Requirement> Every record should be written out exactly, please.

START Provided records

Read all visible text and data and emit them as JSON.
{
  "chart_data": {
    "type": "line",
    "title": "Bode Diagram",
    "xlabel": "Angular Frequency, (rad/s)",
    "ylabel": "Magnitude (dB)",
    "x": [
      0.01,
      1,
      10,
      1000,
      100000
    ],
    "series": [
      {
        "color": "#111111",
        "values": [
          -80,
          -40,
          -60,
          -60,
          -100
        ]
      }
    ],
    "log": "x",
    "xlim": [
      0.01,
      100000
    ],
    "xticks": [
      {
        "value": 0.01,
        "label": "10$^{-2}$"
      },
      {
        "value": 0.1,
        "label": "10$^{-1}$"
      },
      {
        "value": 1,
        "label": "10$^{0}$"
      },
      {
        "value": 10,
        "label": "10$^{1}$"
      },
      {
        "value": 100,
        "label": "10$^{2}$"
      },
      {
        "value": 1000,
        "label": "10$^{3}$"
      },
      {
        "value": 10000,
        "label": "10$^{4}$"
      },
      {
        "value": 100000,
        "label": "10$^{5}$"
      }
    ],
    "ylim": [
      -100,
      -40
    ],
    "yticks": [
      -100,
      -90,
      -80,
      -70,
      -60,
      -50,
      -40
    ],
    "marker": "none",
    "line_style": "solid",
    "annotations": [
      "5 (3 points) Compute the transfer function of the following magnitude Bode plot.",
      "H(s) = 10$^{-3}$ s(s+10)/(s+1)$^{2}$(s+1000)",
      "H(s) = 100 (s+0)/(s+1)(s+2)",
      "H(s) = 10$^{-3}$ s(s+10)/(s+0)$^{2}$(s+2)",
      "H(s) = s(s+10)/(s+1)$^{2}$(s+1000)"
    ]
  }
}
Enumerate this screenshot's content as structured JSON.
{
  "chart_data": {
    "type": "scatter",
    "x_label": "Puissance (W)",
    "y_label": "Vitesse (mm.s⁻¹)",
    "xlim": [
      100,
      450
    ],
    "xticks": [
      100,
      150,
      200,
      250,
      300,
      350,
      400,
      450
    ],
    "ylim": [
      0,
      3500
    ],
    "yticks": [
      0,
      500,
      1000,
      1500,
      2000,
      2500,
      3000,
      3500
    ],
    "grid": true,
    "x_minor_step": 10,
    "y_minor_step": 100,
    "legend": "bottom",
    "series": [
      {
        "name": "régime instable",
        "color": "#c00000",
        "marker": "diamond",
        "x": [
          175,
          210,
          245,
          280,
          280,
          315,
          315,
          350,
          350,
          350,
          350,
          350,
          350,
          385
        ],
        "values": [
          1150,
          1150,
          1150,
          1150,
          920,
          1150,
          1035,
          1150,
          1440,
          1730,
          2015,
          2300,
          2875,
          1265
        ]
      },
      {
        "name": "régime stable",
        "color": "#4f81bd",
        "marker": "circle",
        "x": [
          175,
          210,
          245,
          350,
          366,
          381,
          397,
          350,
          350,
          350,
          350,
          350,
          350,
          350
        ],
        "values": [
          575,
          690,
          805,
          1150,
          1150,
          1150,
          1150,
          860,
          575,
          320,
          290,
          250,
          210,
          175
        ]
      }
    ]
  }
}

END Provided records

Solution>
Read all visible text and data and emit them as JSON.
{
  "chart_data": {
    "type": "line",
    "title": "Bode Diagram",
    "xlabel": "Angular Frequency, (rad/s)",
    "ylabel": "Magnitude (dB)",
    "x": [
      0.01,
      1,
      10,
      1000,
      100000
    ],
    "series": [
      {
        "color": "#111111",
        "values": [
          -80,
          -40,
          -60,
          -60,
          -100
        ]
      }
    ],
    "log": "x",
    "xlim": [
      0.01,
      100000
    ],
    "xticks": [
      {
        "value": 0.01,
        "label": "10$^{-2}$"
      },
      {
        "value": 0.1,
        "label": "10$^{-1}$"
      },
      {
        "value": 1,
        "label": "10$^{0}$"
      },
      {
        "value": 10,
        "label": "10$^{1}$"
      },
      {
        "value": 100,
        "label": "10$^{2}$"
      },
      {
        "value": 1000,
        "label": "10$^{3}$"
      },
      {
        "value": 10000,
        "label": "10$^{4}$"
      },
      {
        "value": 100000,
        "label": "10$^{5}$"
      }
    ],
    "ylim": [
      -100,
      -40
    ],
    "yticks": [
      -100,
      -90,
      -80,
      -70,
      -60,
      -50,
      -40
    ],
    "marker": "none",
    "line_style": "solid",
    "annotations": [
      "5 (3 points) Compute the transfer function of the following magnitude Bode plot.",
      "H(s) = 10$^{-3}$ s(s+10)/(s+1)$^{2}$(s+1000)",
      "H(s) = 100 (s+0)/(s+1)(s+2)",
      "H(s) = 10$^{-3}$ s(s+10)/(s+0)$^{2}$(s+2)",
      "H(s) = s(s+10)/(s+1)$^{2}$(s+1000)"
    ]
  }
}
Enumerate this screenshot's content as structured JSON.
{
  "chart_data": {
    "type": "scatter",
    "x_label": "Puissance (W)",
    "y_label": "Vitesse (mm.s⁻¹)",
    "xlim": [
      100,
      450
    ],
    "xticks": [
      100,
      150,
      200,
      250,
      300,
      350,
      400,
      450
    ],
    "ylim": [
      0,
      3500
    ],
    "yticks": [
      0,
      500,
      1000,
      1500,
      2000,
      2500,
      3000,
      3500
    ],
    "grid": true,
    "x_minor_step": 10,
    "y_minor_step": 100,
    "legend": "bottom",
    "series": [
      {
        "name": "régime instable",
        "color": "#c00000",
        "marker": "diamond",
        "x": [
          175,
          210,
          245,
          280,
          280,
          315,
          315,
          350,
          350,
          350,
          350,
          350,
          350,
          385
        ],
        "values": [
          1150,
          1150,
          1150,
          1150,
          920,
          1150,
          1035,
          1150,
          1440,
          1730,
          2015,
          2300,
          2875,
          1265
        ]
      },
      {
        "name": "régime stable",
        "color": "#4f81bd",
        "marker": "circle",
        "x": [
          175,
          210,
          245,
          350,
          366,
          381,
          397,
          350,
          350,
          350,
          350,
          350,
          350,
          350
        ],
        "values": [
          575,
          690,
          805,
          1150,
          1150,
          1150,
          1150,
          860,
          575,
          320,
          290,
          250,
          210,
          175
        ]
      }
    ]
  }
}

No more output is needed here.